Exercise objective
Find every line containing the word "Down" and report the count, nothing more.
───── Record list
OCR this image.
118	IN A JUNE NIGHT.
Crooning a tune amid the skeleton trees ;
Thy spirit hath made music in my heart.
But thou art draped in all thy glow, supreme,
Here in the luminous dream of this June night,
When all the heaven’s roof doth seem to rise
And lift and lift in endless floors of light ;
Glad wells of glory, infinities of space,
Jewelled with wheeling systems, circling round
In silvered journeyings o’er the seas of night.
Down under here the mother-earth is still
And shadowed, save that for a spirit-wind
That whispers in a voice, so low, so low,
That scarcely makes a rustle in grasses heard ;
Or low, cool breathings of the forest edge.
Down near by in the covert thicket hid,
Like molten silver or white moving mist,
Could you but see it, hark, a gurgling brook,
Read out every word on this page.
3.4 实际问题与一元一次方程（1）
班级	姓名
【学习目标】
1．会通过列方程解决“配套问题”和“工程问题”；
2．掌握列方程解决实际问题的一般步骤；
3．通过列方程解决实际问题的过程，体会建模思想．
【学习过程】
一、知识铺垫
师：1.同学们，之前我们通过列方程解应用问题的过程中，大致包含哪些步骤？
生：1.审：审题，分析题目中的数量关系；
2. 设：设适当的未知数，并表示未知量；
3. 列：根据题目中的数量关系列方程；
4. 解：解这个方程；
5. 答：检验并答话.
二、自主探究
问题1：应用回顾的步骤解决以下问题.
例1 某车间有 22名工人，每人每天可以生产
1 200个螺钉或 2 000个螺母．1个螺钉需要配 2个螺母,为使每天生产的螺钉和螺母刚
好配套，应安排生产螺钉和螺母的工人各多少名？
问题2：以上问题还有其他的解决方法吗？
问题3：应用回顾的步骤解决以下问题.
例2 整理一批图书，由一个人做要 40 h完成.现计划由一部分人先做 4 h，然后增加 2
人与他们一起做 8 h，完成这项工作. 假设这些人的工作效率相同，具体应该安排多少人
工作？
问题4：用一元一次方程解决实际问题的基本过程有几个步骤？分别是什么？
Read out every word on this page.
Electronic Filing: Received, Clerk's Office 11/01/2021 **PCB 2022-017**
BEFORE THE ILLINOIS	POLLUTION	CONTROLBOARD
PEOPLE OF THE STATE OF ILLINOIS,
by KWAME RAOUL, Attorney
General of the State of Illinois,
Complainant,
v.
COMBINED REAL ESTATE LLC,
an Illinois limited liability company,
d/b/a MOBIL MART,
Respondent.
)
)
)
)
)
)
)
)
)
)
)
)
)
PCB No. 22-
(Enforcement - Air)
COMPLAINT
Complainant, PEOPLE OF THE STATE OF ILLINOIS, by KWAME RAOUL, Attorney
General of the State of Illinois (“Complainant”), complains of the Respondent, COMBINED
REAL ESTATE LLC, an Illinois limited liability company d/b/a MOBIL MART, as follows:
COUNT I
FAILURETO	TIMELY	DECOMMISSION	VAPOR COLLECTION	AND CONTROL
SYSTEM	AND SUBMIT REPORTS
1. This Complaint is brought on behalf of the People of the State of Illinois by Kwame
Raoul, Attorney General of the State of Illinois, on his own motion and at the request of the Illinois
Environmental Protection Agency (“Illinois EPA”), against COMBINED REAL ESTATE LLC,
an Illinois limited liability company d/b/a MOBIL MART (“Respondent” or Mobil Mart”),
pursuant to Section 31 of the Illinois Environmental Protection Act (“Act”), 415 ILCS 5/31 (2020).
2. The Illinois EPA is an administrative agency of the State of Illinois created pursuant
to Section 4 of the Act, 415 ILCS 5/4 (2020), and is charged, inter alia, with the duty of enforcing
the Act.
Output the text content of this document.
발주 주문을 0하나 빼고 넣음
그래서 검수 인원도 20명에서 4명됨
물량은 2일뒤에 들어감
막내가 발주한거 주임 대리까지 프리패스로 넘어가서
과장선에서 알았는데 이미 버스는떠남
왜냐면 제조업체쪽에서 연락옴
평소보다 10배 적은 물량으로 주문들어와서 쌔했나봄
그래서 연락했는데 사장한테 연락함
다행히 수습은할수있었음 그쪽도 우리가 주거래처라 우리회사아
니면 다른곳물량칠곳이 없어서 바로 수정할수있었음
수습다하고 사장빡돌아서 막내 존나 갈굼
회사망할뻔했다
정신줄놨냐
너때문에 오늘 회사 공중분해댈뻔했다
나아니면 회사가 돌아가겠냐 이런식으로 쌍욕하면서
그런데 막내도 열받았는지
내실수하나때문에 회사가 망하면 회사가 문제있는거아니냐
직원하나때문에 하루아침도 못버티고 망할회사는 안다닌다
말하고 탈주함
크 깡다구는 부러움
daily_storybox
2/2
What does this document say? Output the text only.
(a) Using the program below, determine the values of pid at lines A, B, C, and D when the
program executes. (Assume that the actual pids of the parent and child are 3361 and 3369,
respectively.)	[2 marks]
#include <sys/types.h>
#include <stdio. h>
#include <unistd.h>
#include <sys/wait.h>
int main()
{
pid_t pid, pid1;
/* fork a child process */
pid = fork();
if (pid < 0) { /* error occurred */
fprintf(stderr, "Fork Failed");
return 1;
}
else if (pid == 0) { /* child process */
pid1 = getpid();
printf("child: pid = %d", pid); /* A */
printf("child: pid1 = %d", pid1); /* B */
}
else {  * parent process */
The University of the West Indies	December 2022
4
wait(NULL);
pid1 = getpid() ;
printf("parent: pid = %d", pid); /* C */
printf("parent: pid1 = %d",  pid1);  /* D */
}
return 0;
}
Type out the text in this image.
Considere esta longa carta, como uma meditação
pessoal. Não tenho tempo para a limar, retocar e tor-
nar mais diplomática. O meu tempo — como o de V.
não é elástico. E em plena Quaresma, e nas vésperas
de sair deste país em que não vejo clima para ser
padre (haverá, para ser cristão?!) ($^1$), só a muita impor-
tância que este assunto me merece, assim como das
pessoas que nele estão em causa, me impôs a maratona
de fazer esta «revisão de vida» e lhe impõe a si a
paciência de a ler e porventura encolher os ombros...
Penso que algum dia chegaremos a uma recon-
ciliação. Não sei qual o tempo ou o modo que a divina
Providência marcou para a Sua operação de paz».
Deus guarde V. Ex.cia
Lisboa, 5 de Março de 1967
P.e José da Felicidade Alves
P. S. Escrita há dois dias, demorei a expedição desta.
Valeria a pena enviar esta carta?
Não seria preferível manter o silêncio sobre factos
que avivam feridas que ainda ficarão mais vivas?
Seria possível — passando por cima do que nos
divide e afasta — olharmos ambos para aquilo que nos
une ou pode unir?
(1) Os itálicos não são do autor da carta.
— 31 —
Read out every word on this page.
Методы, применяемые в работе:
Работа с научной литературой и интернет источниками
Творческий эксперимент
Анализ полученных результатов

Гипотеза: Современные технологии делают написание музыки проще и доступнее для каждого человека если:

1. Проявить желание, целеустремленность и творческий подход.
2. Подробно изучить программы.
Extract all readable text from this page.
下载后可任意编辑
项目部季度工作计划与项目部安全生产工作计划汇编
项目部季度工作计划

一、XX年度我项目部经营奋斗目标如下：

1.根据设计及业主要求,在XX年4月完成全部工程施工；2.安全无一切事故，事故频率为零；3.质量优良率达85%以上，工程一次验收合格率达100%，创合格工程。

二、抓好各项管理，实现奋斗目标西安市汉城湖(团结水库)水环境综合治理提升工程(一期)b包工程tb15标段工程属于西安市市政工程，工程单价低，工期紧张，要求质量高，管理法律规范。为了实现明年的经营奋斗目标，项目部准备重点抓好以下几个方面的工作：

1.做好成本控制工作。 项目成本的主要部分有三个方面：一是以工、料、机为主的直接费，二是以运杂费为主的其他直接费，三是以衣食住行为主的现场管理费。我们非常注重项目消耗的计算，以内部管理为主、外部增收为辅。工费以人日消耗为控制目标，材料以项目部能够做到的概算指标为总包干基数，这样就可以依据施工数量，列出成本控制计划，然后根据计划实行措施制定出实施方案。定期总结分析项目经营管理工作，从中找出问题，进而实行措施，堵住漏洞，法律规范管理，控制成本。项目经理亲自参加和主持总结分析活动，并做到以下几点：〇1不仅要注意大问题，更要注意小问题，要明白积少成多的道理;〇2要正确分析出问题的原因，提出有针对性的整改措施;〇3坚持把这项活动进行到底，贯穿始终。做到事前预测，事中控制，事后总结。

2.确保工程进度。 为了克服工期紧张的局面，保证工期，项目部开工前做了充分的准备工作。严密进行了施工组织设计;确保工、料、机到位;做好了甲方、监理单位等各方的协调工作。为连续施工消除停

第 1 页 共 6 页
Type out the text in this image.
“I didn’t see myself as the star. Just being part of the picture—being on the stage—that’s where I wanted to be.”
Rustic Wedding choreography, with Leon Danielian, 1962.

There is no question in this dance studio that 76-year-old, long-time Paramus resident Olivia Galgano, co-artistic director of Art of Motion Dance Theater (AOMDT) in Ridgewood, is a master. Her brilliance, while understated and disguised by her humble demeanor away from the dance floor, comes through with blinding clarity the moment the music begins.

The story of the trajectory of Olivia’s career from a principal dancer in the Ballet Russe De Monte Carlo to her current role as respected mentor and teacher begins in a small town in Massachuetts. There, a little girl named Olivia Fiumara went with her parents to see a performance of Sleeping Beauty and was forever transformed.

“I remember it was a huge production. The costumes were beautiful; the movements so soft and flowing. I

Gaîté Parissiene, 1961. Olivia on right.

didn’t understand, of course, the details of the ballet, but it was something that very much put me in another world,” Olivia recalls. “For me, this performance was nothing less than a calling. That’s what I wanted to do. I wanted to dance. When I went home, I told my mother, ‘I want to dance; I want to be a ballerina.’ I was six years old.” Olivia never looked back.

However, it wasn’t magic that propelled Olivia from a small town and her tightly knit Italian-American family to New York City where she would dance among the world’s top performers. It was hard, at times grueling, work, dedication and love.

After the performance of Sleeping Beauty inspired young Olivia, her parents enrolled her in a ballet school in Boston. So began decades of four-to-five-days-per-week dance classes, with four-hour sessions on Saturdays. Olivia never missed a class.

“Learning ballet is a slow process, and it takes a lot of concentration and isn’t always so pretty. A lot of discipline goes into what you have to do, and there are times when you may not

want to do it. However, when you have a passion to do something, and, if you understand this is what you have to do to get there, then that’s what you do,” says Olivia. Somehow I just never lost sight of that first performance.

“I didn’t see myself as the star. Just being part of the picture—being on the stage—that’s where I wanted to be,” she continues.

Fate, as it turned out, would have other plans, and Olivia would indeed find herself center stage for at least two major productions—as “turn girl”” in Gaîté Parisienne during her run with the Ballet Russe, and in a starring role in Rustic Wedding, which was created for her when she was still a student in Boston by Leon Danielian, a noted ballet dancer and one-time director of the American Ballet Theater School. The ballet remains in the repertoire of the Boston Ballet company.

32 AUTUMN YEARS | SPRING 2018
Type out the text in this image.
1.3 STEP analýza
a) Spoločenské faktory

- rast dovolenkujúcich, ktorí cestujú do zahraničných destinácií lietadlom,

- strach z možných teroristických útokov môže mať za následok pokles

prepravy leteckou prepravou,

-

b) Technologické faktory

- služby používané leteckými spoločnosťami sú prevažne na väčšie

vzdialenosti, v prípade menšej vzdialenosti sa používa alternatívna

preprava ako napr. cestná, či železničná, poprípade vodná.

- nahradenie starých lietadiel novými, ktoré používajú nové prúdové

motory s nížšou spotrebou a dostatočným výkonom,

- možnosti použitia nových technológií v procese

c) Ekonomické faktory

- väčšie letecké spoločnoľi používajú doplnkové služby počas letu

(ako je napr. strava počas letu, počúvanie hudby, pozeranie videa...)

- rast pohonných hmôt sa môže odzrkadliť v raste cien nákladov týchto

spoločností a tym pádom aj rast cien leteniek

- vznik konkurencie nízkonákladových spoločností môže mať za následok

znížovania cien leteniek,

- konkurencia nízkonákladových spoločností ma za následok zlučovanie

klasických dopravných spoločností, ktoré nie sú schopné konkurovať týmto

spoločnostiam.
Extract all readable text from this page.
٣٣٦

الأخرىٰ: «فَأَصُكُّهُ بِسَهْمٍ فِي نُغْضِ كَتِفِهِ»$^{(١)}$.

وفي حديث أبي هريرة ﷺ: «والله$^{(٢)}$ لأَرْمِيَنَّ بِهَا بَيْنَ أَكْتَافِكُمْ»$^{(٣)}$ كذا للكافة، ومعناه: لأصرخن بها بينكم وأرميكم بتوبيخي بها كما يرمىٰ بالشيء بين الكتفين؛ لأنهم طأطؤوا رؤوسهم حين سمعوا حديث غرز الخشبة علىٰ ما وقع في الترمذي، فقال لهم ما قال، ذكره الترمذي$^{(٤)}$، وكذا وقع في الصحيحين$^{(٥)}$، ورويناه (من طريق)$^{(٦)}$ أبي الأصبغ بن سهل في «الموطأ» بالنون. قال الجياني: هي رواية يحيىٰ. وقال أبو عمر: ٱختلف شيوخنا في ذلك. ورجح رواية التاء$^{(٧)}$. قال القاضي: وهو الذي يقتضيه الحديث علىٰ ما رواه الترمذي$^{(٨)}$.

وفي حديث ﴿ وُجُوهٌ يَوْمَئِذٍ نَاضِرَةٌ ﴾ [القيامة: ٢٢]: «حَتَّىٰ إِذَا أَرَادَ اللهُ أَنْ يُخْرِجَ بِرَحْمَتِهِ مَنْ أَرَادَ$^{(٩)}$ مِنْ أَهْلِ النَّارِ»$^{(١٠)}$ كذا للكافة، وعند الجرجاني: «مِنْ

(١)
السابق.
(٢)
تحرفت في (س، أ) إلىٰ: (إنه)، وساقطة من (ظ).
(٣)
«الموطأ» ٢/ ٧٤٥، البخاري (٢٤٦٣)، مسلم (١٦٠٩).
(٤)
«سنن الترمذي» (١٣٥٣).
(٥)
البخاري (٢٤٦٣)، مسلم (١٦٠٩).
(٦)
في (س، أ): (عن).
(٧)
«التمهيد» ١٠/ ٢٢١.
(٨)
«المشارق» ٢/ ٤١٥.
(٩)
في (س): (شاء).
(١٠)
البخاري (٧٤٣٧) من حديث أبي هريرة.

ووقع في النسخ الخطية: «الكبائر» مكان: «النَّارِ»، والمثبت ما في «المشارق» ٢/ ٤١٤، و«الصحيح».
──────────
Complete output
2